== Extracted information ==
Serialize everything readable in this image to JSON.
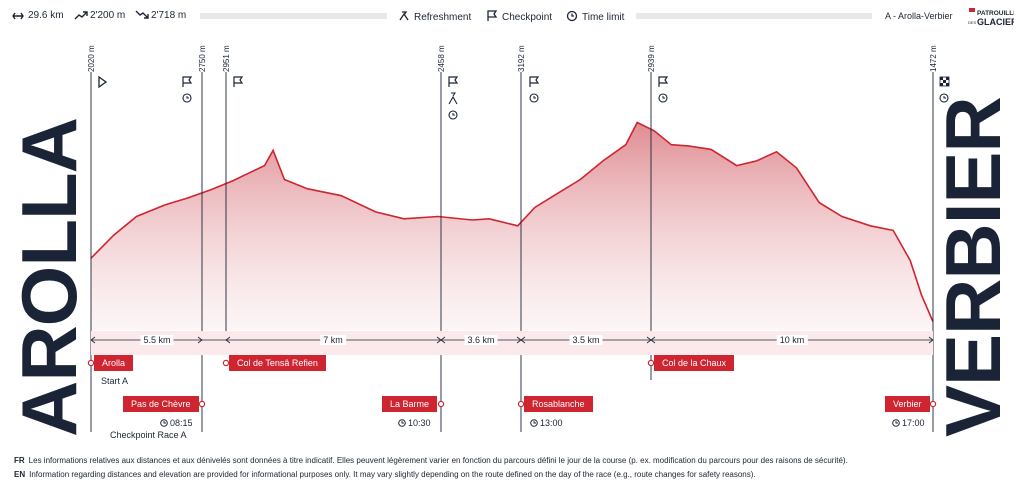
{
  "header": {
    "distance": "29.6 km",
    "ascent": "2'200 m",
    "descent": "2'718 m",
    "legend": {
      "refreshment": "Refreshment",
      "checkpoint": "Checkpoint",
      "time_limit": "Time limit"
    },
    "race_name": "A - Arolla-Verbier",
    "logo_text": "PATROUILLE DES GLACIERS",
    "icons": [
      "distance-icon",
      "ascent-icon",
      "descent-icon",
      "refreshment-icon",
      "checkpoint-icon",
      "time-limit-icon"
    ]
  },
  "start_town": "AROLLA",
  "end_town": "VERBIER",
  "altitudes": [
    "2020 m",
    "2750 m",
    "2951 m",
    "2458 m",
    "3192 m",
    "2939 m",
    "1472 m"
  ],
  "segments": [
    "5.5 km",
    "7 km",
    "3.6 km",
    "3.5 km",
    "10 km"
  ],
  "places": [
    {
      "name": "Arolla",
      "sub": "Start A"
    },
    {
      "name": "Pas de Chèvre",
      "time": "08:15",
      "sub": "Checkpoint Race A"
    },
    {
      "name": "Col de Tensâ Refien"
    },
    {
      "name": "La Barme",
      "time": "10:30"
    },
    {
      "name": "Rosablanche",
      "time": "13:00"
    },
    {
      "name": "Col de la Chaux"
    },
    {
      "name": "Verbier",
      "time": "17:00"
    }
  ],
  "footnotes": [
    {
      "lang": "FR",
      "text": "Les informations relatives aux distances et aux dénivelés sont données à titre indicatif. Elles peuvent légèrement varier en fonction du parcours défini le jour de la course (p. ex. modification du parcours pour des raisons de sécurité)."
    },
    {
      "lang": "EN",
      "text": "Information regarding distances and elevation are provided for informational purposes only. It may vary slightly depending on the route defined on the day of the race (e.g., route changes for safety reasons)."
    }
  ],
  "colors": {
    "accent": "#cf2530",
    "dark": "#1b2436"
  },
  "chart_data": {
    "type": "area",
    "xlabel": "",
    "ylabel": "",
    "x_unit": "km",
    "y_unit": "m",
    "points": [
      [
        0,
        2020
      ],
      [
        0.8,
        2220
      ],
      [
        1.6,
        2380
      ],
      [
        2.6,
        2480
      ],
      [
        3.4,
        2540
      ],
      [
        4.2,
        2610
      ],
      [
        5.0,
        2690
      ],
      [
        5.5,
        2750
      ],
      [
        6.1,
        2820
      ],
      [
        6.4,
        2951
      ],
      [
        6.8,
        2700
      ],
      [
        7.6,
        2620
      ],
      [
        8.8,
        2560
      ],
      [
        10.0,
        2420
      ],
      [
        11.0,
        2360
      ],
      [
        12.2,
        2380
      ],
      [
        13.4,
        2350
      ],
      [
        14.0,
        2360
      ],
      [
        15.0,
        2300
      ],
      [
        15.6,
        2458
      ],
      [
        16.4,
        2580
      ],
      [
        17.2,
        2700
      ],
      [
        18.0,
        2860
      ],
      [
        18.8,
        3000
      ],
      [
        19.2,
        3192
      ],
      [
        19.8,
        3120
      ],
      [
        20.4,
        3000
      ],
      [
        21.0,
        2990
      ],
      [
        21.8,
        2960
      ],
      [
        22.7,
        2820
      ],
      [
        23.4,
        2860
      ],
      [
        24.1,
        2939
      ],
      [
        24.8,
        2800
      ],
      [
        25.6,
        2500
      ],
      [
        26.4,
        2380
      ],
      [
        27.4,
        2300
      ],
      [
        28.2,
        2260
      ],
      [
        28.8,
        2000
      ],
      [
        29.2,
        1700
      ],
      [
        29.6,
        1472
      ]
    ],
    "ylim": [
      1400,
      3300
    ],
    "xlim": [
      0,
      29.6
    ]
  }
}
===
## Set task
Go through the material above and copy each line that has the word "distances".

## Final result
      "text": "Les informations relatives aux distances et aux dénivelés sont données à titre indicatif. Elles peuvent légèrement varier en fonction du parcours défini le jour de la course (p. ex. modification du parcours pour des raisons de sécurité)."
      "text": "Information regarding distances and elevation are provided for informational purposes only. It may vary slightly depending on the route defined on the day of the race (e.g., route changes for safety reasons)."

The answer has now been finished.